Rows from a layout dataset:

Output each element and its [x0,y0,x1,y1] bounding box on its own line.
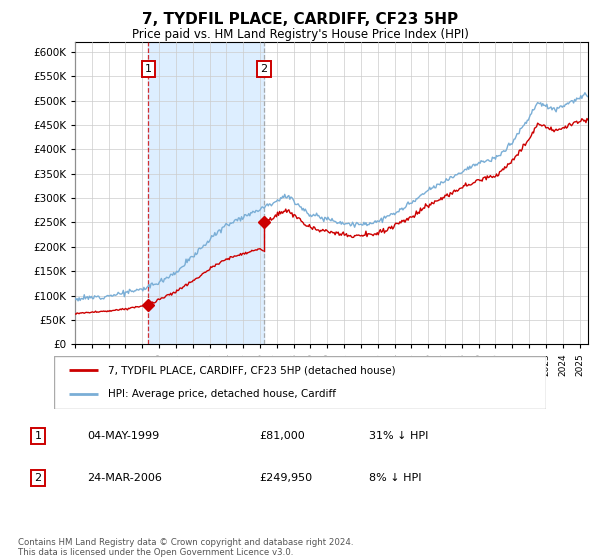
Text: £81,000: £81,000 [260,431,305,441]
Text: 04-MAY-1999: 04-MAY-1999 [87,431,159,441]
Text: Contains HM Land Registry data © Crown copyright and database right 2024.
This d: Contains HM Land Registry data © Crown c… [18,538,353,557]
Text: 2: 2 [260,64,268,74]
Text: 2: 2 [34,473,41,483]
Text: 1: 1 [34,431,41,441]
Text: 24-MAR-2006: 24-MAR-2006 [87,473,162,483]
Text: 1: 1 [145,64,152,74]
Text: 31% ↓ HPI: 31% ↓ HPI [369,431,428,441]
Text: 7, TYDFIL PLACE, CARDIFF, CF23 5HP (detached house): 7, TYDFIL PLACE, CARDIFF, CF23 5HP (deta… [108,366,396,376]
Text: 8% ↓ HPI: 8% ↓ HPI [369,473,422,483]
Text: Price paid vs. HM Land Registry's House Price Index (HPI): Price paid vs. HM Land Registry's House … [131,28,469,41]
Bar [148,42,264,344]
Text: £249,950: £249,950 [260,473,313,483]
Text: HPI: Average price, detached house, Cardiff: HPI: Average price, detached house, Card… [108,389,336,399]
Text: 7, TYDFIL PLACE, CARDIFF, CF23 5HP: 7, TYDFIL PLACE, CARDIFF, CF23 5HP [142,12,458,27]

STATED TASK - Repeat every line of the records above word for word, but leave out the pictures.

TASK OUTPUT -
Output each element and its [x0,y0,x1,y1] bounding box on its own line.
Text: £81,000: £81,000 [260,431,305,441]
Text: 04-MAY-1999: 04-MAY-1999 [87,431,159,441]
Text: Contains HM Land Registry data © Crown copyright and database right 2024.
This d: Contains HM Land Registry data © Crown c… [18,538,353,557]
Text: 2: 2 [260,64,268,74]
Text: 2: 2 [34,473,41,483]
Text: 1: 1 [34,431,41,441]
Text: 24-MAR-2006: 24-MAR-2006 [87,473,162,483]
Text: 1: 1 [145,64,152,74]
Text: 31% ↓ HPI: 31% ↓ HPI [369,431,428,441]
Text: 7, TYDFIL PLACE, CARDIFF, CF23 5HP (detached house): 7, TYDFIL PLACE, CARDIFF, CF23 5HP (deta… [108,366,396,376]
Text: 8% ↓ HPI: 8% ↓ HPI [369,473,422,483]
Text: Price paid vs. HM Land Registry's House Price Index (HPI): Price paid vs. HM Land Registry's House … [131,28,469,41]
Bar [148,42,264,344]
Text: £249,950: £249,950 [260,473,313,483]
Text: HPI: Average price, detached house, Cardiff: HPI: Average price, detached house, Card… [108,389,336,399]
Text: 7, TYDFIL PLACE, CARDIFF, CF23 5HP: 7, TYDFIL PLACE, CARDIFF, CF23 5HP [142,12,458,27]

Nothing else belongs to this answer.